[Data excerpts]

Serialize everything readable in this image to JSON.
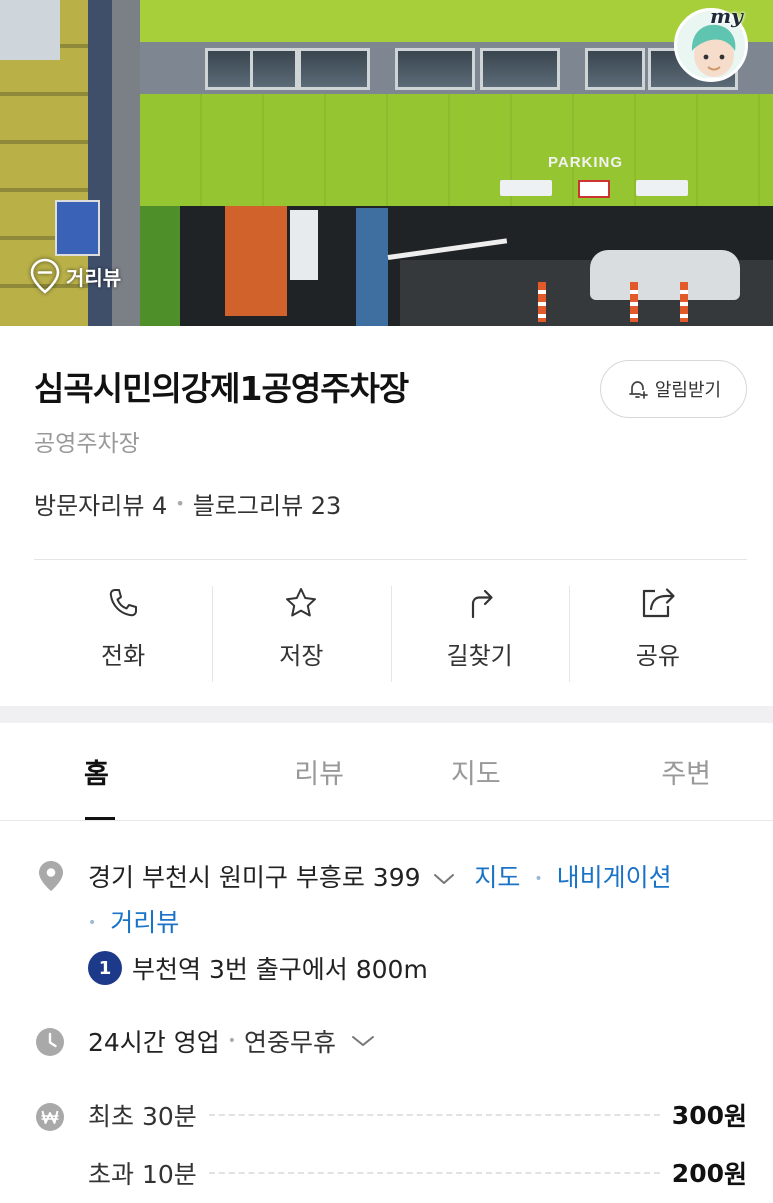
{
  "hero": {
    "parking_sign": "PARKING",
    "roadview_label": "거리뷰",
    "my_label": "my"
  },
  "place": {
    "name": "심곡시민의강제1공영주차장",
    "category": "공영주차장",
    "alarm_button": "알림받기",
    "visitor_reviews": "방문자리뷰 4",
    "separator": "•",
    "blog_reviews": "블로그리뷰 23"
  },
  "actions": [
    {
      "label": "전화",
      "icon": "phone-icon"
    },
    {
      "label": "저장",
      "icon": "star-icon"
    },
    {
      "label": "길찾기",
      "icon": "directions-icon"
    },
    {
      "label": "공유",
      "icon": "share-icon"
    }
  ],
  "tabs": [
    {
      "label": "홈",
      "active": true
    },
    {
      "label": "리뷰",
      "active": false
    },
    {
      "label": "지도",
      "active": false
    },
    {
      "label": "주변",
      "active": false
    }
  ],
  "info": {
    "address": "경기 부천시 원미구 부흥로 399",
    "map_link": "지도",
    "navigation_link": "내비게이션",
    "roadview_link": "거리뷰",
    "link_separator": "•",
    "subway_line": "1",
    "subway_text": "부천역 3번 출구에서 800m",
    "hours": "24시간 영업",
    "hours_separator": "•",
    "holiday": "연중무휴"
  },
  "fees": [
    {
      "label": "최초 30분",
      "price": "300",
      "unit": "원"
    },
    {
      "label": "초과 10분",
      "price": "200",
      "unit": "원"
    }
  ],
  "colors": {
    "link": "#1a73c7",
    "subway_line_1": "#1d3a8a",
    "facade_green": "#96c532"
  }
}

(Challenge)
Pictures appear in the records above. Output everything except them, exactly.

(Answer below)
Serialize everything readable in this image to JSON.
{
  "hero": {
    "parking_sign": "PARKING",
    "roadview_label": "거리뷰",
    "my_label": "my"
  },
  "place": {
    "name": "심곡시민의강제1공영주차장",
    "category": "공영주차장",
    "alarm_button": "알림받기",
    "visitor_reviews": "방문자리뷰 4",
    "separator": "•",
    "blog_reviews": "블로그리뷰 23"
  },
  "actions": [
    {
      "label": "전화",
      "icon": "phone-icon"
    },
    {
      "label": "저장",
      "icon": "star-icon"
    },
    {
      "label": "길찾기",
      "icon": "directions-icon"
    },
    {
      "label": "공유",
      "icon": "share-icon"
    }
  ],
  "tabs": [
    {
      "label": "홈",
      "active": true
    },
    {
      "label": "리뷰",
      "active": false
    },
    {
      "label": "지도",
      "active": false
    },
    {
      "label": "주변",
      "active": false
    }
  ],
  "info": {
    "address": "경기 부천시 원미구 부흥로 399",
    "map_link": "지도",
    "navigation_link": "내비게이션",
    "roadview_link": "거리뷰",
    "link_separator": "•",
    "subway_line": "1",
    "subway_text": "부천역 3번 출구에서 800m",
    "hours": "24시간 영업",
    "hours_separator": "•",
    "holiday": "연중무휴"
  },
  "fees": [
    {
      "label": "최초 30분",
      "price": "300",
      "unit": "원"
    },
    {
      "label": "초과 10분",
      "price": "200",
      "unit": "원"
    }
  ],
  "colors": {
    "link": "#1a73c7",
    "subway_line_1": "#1d3a8a",
    "facade_green": "#96c532"
  }
}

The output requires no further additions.